WHAT THE EXERCISE ASKS: Omit all images. Write out the rest of the material exactly.

DATA EXCERPTS:
+++++
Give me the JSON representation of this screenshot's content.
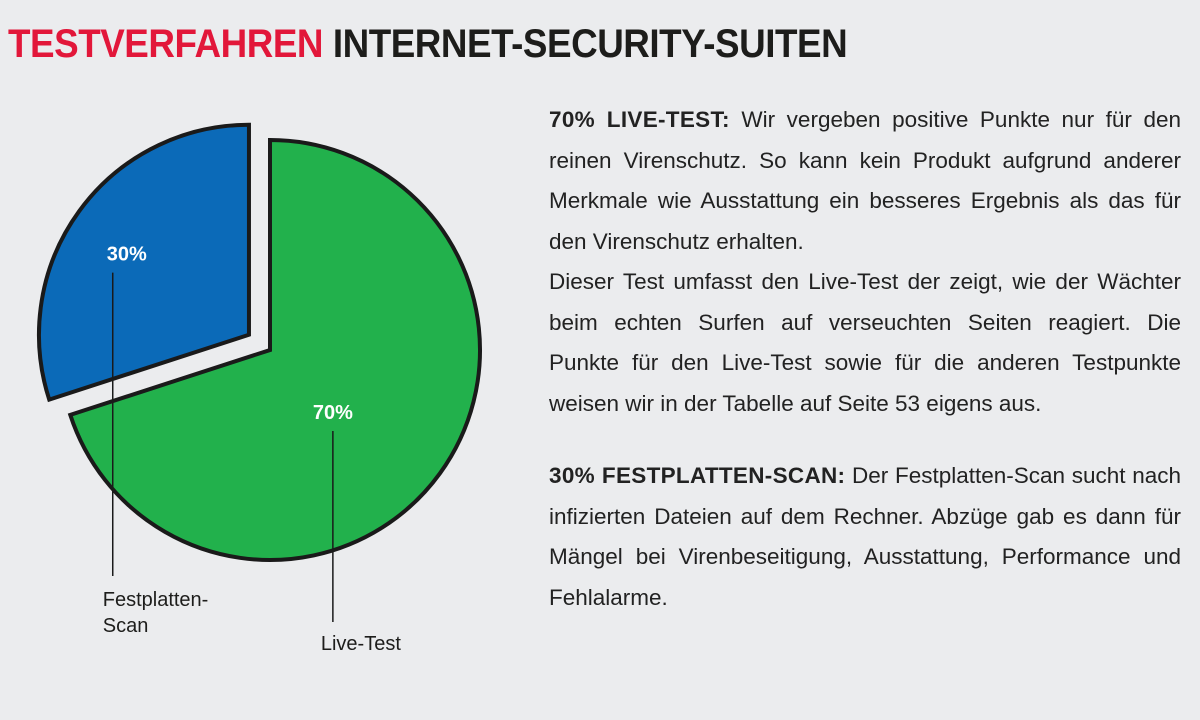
{
  "title": {
    "accent": "TESTVERFAHREN",
    "main": "INTERNET-SECURITY-SUITEN"
  },
  "chart_data": {
    "type": "pie",
    "slices": [
      {
        "name": "Live-Test",
        "value": 70,
        "label": "70%",
        "legend_label": "Live-Test",
        "color": "#22b14c"
      },
      {
        "name": "Festplatten-Scan",
        "value": 30,
        "label": "30%",
        "legend_label_lines": [
          "Festplatten-",
          "Scan"
        ],
        "color": "#0b6ab8"
      }
    ],
    "exploded_slice": "Festplatten-Scan",
    "title": "",
    "legend": "callout-lines-below"
  },
  "text": {
    "para1_lead": "70% LIVE-TEST:",
    "para1_body": "Wir vergeben positive Punkte nur für den reinen Virenschutz. So kann kein Produkt auf­grund anderer Merkmale wie Ausstattung ein besse­res Ergebnis als das für den Virenschutz erhalten.",
    "para2": "Dieser Test umfasst den Live-Test der zeigt, wie der Wächter beim echten Surfen auf verseuchten Seiten reagiert. Die Punkte für den Live-Test sowie für die an­deren Testpunkte weisen wir in der Tabelle auf Seite 53 eigens aus.",
    "para3_lead": "30% FESTPLATTEN-SCAN:",
    "para3_body": "Der Festplatten-Scan sucht nach infizierten Dateien auf dem Rechner. Ab­züge gab es dann für Mängel bei Virenbeseitigung, Ausstattung, Performance und Fehlalarme."
  },
  "colors": {
    "background": "#ebecee",
    "accent_red": "#e2173a",
    "green_slice": "#22b14c",
    "blue_slice": "#0b6ab8",
    "outline": "#1a1a1a"
  }
}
+++++
RESULT OF THE EXERCISE:
Give me the JSON representation of this screenshot's content.
{
  "title": {
    "accent": "TESTVERFAHREN",
    "main": "INTERNET-SECURITY-SUITEN"
  },
  "chart_data": {
    "type": "pie",
    "slices": [
      {
        "name": "Live-Test",
        "value": 70,
        "label": "70%",
        "legend_label": "Live-Test",
        "color": "#22b14c"
      },
      {
        "name": "Festplatten-Scan",
        "value": 30,
        "label": "30%",
        "legend_label_lines": [
          "Festplatten-",
          "Scan"
        ],
        "color": "#0b6ab8"
      }
    ],
    "exploded_slice": "Festplatten-Scan",
    "title": "",
    "legend": "callout-lines-below"
  },
  "text": {
    "para1_lead": "70% LIVE-TEST:",
    "para1_body": "Wir vergeben positive Punkte nur für den reinen Virenschutz. So kann kein Produkt auf­grund anderer Merkmale wie Ausstattung ein besse­res Ergebnis als das für den Virenschutz erhalten.",
    "para2": "Dieser Test umfasst den Live-Test der zeigt, wie der Wächter beim echten Surfen auf verseuchten Seiten reagiert. Die Punkte für den Live-Test sowie für die an­deren Testpunkte weisen wir in der Tabelle auf Seite 53 eigens aus.",
    "para3_lead": "30% FESTPLATTEN-SCAN:",
    "para3_body": "Der Festplatten-Scan sucht nach infizierten Dateien auf dem Rechner. Ab­züge gab es dann für Mängel bei Virenbeseitigung, Ausstattung, Performance und Fehlalarme."
  },
  "colors": {
    "background": "#ebecee",
    "accent_red": "#e2173a",
    "green_slice": "#22b14c",
    "blue_slice": "#0b6ab8",
    "outline": "#1a1a1a"
  }
}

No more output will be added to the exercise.